▶ **What to produce**
Reproduce the data in its entirety, exactly as supplied.
------------
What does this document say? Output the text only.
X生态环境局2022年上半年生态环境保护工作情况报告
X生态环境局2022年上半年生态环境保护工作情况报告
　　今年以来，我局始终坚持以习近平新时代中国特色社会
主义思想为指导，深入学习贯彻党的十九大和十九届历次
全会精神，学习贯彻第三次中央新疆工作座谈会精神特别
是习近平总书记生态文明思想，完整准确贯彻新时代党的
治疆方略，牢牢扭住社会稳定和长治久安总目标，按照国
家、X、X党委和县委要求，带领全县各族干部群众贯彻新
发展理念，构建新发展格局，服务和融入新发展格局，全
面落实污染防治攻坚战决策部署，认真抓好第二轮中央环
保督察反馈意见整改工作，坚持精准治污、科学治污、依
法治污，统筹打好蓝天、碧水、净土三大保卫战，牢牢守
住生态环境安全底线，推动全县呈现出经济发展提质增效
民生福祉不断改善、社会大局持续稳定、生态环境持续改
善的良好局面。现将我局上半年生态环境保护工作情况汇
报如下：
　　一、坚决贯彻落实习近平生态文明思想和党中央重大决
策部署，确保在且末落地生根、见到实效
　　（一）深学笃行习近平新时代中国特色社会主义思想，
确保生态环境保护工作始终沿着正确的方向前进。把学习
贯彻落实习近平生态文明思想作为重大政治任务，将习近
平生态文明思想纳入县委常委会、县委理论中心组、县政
------------
▶ **The completed task**
What does this document say? Output the text only.
X生态环境局2022年上半年生态环境保护工作情况报告
X生态环境局2022年上半年生态环境保护工作情况报告
　　今年以来，我局始终坚持以习近平新时代中国特色社会
主义思想为指导，深入学习贯彻党的十九大和十九届历次
全会精神，学习贯彻第三次中央新疆工作座谈会精神特别
是习近平总书记生态文明思想，完整准确贯彻新时代党的
治疆方略，牢牢扭住社会稳定和长治久安总目标，按照国
家、X、X党委和县委要求，带领全县各族干部群众贯彻新
发展理念，构建新发展格局，服务和融入新发展格局，全
面落实污染防治攻坚战决策部署，认真抓好第二轮中央环
保督察反馈意见整改工作，坚持精准治污、科学治污、依
法治污，统筹打好蓝天、碧水、净土三大保卫战，牢牢守
住生态环境安全底线，推动全县呈现出经济发展提质增效
民生福祉不断改善、社会大局持续稳定、生态环境持续改
善的良好局面。现将我局上半年生态环境保护工作情况汇
报如下：
　　一、坚决贯彻落实习近平生态文明思想和党中央重大决
策部署，确保在且末落地生根、见到实效
　　（一）深学笃行习近平新时代中国特色社会主义思想，
确保生态环境保护工作始终沿着正确的方向前进。把学习
贯彻落实习近平生态文明思想作为重大政治任务，将习近
平生态文明思想纳入县委常委会、县委理论中心组、县政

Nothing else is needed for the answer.